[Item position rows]
★ ★ ★ ★

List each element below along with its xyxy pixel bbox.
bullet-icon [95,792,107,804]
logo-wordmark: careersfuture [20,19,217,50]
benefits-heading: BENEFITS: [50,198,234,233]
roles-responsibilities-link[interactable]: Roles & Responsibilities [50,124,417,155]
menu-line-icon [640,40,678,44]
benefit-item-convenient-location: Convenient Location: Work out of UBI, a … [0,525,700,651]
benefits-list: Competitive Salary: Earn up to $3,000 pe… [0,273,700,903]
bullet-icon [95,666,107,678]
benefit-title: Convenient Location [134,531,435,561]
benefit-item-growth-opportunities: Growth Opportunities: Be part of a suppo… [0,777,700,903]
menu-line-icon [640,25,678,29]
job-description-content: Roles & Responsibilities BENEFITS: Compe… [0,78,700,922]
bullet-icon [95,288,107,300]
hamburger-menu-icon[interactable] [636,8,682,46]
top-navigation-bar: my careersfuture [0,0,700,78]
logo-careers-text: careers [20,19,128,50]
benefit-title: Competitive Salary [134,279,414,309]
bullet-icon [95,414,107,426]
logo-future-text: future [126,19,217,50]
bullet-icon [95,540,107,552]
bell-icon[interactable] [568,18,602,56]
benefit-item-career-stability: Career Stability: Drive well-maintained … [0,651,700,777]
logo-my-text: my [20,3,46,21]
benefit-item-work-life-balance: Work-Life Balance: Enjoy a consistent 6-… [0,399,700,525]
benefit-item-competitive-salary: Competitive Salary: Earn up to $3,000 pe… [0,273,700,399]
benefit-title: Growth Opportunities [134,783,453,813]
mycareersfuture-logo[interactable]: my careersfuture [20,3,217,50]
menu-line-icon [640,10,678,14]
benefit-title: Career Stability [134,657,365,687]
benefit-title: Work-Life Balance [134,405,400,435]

★ ★ ★ ★

WRITTEN REQUEST:
Copy every row above without a single change, keeping each line in its original order.

SOLUTION:
List each element below along with its xyxy pixel bbox.
bullet-icon [95,792,107,804]
logo-wordmark: careersfuture [20,19,217,50]
benefits-heading: BENEFITS: [50,198,234,233]
roles-responsibilities-link[interactable]: Roles & Responsibilities [50,124,417,155]
menu-line-icon [640,40,678,44]
benefit-item-convenient-location: Convenient Location: Work out of UBI, a … [0,525,700,651]
benefits-list: Competitive Salary: Earn up to $3,000 pe… [0,273,700,903]
bullet-icon [95,666,107,678]
benefit-title: Convenient Location [134,531,435,561]
benefit-item-growth-opportunities: Growth Opportunities: Be part of a suppo… [0,777,700,903]
menu-line-icon [640,25,678,29]
job-description-content: Roles & Responsibilities BENEFITS: Compe… [0,78,700,922]
bullet-icon [95,288,107,300]
hamburger-menu-icon[interactable] [636,8,682,46]
top-navigation-bar: my careersfuture [0,0,700,78]
logo-careers-text: careers [20,19,128,50]
benefit-title: Competitive Salary [134,279,414,309]
bullet-icon [95,414,107,426]
logo-future-text: future [126,19,217,50]
bullet-icon [95,540,107,552]
bell-icon[interactable] [568,18,602,56]
benefit-item-career-stability: Career Stability: Drive well-maintained … [0,651,700,777]
logo-my-text: my [20,3,46,21]
benefit-item-work-life-balance: Work-Life Balance: Enjoy a consistent 6-… [0,399,700,525]
benefit-item-competitive-salary: Competitive Salary: Earn up to $3,000 pe… [0,273,700,399]
benefit-title: Growth Opportunities [134,783,453,813]
mycareersfuture-logo[interactable]: my careersfuture [20,3,217,50]
menu-line-icon [640,10,678,14]
benefit-title: Career Stability [134,657,365,687]
benefit-title: Work-Life Balance [134,405,400,435]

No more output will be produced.